***** Items

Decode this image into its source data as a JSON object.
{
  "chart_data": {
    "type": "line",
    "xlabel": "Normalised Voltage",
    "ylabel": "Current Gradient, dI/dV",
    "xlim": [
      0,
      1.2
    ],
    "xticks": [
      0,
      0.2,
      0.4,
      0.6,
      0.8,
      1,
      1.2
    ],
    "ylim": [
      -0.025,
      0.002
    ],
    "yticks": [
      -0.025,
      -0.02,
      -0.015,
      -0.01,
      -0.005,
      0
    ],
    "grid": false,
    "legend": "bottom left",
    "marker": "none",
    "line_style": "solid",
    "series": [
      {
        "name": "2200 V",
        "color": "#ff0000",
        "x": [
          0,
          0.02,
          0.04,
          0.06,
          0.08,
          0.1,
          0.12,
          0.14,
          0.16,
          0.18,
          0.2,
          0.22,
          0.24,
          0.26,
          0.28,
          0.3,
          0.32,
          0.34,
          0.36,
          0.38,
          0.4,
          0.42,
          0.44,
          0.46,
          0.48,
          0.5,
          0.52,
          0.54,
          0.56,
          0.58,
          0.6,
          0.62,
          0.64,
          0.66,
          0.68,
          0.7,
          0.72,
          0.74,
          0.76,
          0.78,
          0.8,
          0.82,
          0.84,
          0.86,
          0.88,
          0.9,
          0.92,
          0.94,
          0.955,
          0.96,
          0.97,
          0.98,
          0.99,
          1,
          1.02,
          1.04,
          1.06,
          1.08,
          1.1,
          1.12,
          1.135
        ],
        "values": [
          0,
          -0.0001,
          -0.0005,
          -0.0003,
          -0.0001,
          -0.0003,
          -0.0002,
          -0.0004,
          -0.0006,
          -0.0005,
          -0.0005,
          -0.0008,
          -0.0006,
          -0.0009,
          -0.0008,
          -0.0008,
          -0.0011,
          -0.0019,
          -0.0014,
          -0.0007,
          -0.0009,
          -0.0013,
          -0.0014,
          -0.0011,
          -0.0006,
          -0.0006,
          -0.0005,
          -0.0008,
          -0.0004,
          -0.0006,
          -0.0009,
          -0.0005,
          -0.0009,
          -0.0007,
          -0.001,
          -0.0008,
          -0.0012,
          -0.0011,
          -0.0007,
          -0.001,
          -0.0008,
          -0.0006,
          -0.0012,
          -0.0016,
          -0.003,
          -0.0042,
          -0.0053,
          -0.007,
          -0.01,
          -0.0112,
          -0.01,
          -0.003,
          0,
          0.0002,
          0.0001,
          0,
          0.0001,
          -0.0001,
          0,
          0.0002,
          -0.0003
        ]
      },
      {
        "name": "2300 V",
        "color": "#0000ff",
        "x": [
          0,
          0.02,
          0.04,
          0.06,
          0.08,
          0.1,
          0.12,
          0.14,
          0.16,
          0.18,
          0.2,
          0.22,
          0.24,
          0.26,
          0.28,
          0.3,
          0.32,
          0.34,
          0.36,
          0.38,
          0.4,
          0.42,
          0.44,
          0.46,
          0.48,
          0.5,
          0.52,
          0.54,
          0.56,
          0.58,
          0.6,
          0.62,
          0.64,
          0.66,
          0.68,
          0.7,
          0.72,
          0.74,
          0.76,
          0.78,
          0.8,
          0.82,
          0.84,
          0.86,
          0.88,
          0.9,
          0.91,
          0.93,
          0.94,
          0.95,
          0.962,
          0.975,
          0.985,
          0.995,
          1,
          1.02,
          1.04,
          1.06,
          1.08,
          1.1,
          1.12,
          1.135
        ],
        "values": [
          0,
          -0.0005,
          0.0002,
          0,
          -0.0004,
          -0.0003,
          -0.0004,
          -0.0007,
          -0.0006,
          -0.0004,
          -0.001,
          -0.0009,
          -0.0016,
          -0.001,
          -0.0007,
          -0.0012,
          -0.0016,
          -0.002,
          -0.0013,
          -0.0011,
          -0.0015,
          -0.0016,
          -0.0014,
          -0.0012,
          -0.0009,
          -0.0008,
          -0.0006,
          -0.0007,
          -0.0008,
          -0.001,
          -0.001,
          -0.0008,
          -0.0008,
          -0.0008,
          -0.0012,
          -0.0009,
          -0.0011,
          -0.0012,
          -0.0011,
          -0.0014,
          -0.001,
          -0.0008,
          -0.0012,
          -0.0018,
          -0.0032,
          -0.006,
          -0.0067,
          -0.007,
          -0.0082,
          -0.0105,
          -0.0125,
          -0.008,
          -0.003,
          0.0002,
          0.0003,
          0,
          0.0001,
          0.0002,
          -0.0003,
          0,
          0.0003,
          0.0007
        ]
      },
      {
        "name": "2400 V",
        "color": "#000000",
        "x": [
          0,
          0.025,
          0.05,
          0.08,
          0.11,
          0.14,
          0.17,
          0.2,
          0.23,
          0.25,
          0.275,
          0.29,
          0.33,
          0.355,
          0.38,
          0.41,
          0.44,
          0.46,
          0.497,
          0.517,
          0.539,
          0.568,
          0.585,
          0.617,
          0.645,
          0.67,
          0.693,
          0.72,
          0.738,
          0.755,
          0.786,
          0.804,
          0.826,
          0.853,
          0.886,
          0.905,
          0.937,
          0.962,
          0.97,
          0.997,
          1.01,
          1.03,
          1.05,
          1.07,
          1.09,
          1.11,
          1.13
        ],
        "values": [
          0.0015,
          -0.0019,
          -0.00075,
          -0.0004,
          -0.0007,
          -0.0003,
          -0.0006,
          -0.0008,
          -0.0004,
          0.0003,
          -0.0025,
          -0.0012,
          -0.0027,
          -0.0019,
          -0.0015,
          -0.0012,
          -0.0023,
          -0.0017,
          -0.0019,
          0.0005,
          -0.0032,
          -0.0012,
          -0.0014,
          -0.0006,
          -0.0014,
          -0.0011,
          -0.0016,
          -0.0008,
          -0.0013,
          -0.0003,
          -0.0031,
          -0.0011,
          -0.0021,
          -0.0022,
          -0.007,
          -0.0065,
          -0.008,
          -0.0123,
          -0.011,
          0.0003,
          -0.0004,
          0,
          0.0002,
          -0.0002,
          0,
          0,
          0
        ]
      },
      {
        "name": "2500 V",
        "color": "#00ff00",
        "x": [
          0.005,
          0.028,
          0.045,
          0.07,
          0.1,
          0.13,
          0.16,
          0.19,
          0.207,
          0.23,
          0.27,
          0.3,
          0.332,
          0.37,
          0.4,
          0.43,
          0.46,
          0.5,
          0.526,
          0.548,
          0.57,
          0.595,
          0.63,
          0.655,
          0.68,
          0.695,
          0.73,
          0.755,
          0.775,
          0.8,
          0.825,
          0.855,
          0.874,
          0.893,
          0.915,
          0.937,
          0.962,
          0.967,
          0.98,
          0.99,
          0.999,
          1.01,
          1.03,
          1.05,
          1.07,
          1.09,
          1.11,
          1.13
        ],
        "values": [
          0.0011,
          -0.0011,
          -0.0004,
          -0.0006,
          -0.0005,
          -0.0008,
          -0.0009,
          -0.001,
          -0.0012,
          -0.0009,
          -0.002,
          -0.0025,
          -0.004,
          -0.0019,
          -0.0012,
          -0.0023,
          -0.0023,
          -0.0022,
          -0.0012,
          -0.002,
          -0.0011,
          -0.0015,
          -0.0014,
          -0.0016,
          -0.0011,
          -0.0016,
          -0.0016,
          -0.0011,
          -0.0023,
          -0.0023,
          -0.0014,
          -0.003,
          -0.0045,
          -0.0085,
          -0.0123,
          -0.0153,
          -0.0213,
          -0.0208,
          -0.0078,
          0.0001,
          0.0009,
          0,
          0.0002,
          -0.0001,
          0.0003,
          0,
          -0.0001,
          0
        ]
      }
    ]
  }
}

**********

**Requirements**
Select and copy each line from the data that includes the word "color".

**Result**
        "color": "#ff0000",
        "color": "#0000ff",
        "color": "#000000",
        "color": "#00ff00",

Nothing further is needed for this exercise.